(Dataset items)
===

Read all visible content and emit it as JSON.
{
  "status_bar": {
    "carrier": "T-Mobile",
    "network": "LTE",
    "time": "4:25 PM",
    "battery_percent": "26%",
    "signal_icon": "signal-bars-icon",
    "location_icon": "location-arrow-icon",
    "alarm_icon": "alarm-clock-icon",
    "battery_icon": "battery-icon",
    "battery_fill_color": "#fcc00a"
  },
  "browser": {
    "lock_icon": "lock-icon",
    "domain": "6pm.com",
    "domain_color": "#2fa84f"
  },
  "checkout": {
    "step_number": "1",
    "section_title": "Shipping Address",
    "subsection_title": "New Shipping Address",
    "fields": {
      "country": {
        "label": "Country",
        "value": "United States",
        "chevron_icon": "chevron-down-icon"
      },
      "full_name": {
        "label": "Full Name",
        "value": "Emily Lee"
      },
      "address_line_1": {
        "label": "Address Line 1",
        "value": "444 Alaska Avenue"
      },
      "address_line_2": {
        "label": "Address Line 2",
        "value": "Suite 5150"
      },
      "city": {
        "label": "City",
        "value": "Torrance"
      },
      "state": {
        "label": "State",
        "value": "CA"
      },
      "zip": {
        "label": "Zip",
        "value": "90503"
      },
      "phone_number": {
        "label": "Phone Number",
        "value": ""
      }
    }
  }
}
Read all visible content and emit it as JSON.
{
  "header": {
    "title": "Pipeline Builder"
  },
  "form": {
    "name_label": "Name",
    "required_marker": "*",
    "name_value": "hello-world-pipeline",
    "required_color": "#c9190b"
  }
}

===

Output the lines above verbatim and in full.

Read all visible content and emit it as JSON.
{
  "status_bar": {
    "carrier": "T-Mobile",
    "network": "LTE",
    "time": "4:25 PM",
    "battery_percent": "26%",
    "signal_icon": "signal-bars-icon",
    "location_icon": "location-arrow-icon",
    "alarm_icon": "alarm-clock-icon",
    "battery_icon": "battery-icon",
    "battery_fill_color": "#fcc00a"
  },
  "browser": {
    "lock_icon": "lock-icon",
    "domain": "6pm.com",
    "domain_color": "#2fa84f"
  },
  "checkout": {
    "step_number": "1",
    "section_title": "Shipping Address",
    "subsection_title": "New Shipping Address",
    "fields": {
      "country": {
        "label": "Country",
        "value": "United States",
        "chevron_icon": "chevron-down-icon"
      },
      "full_name": {
        "label": "Full Name",
        "value": "Emily Lee"
      },
      "address_line_1": {
        "label": "Address Line 1",
        "value": "444 Alaska Avenue"
      },
      "address_line_2": {
        "label": "Address Line 2",
        "value": "Suite 5150"
      },
      "city": {
        "label": "City",
        "value": "Torrance"
      },
      "state": {
        "label": "State",
        "value": "CA"
      },
      "zip": {
        "label": "Zip",
        "value": "90503"
      },
      "phone_number": {
        "label": "Phone Number",
        "value": ""
      }
    }
  }
}
Read all visible content and emit it as JSON.
{
  "header": {
    "title": "Pipeline Builder"
  },
  "form": {
    "name_label": "Name",
    "required_marker": "*",
    "name_value": "hello-world-pipeline",
    "required_color": "#c9190b"
  }
}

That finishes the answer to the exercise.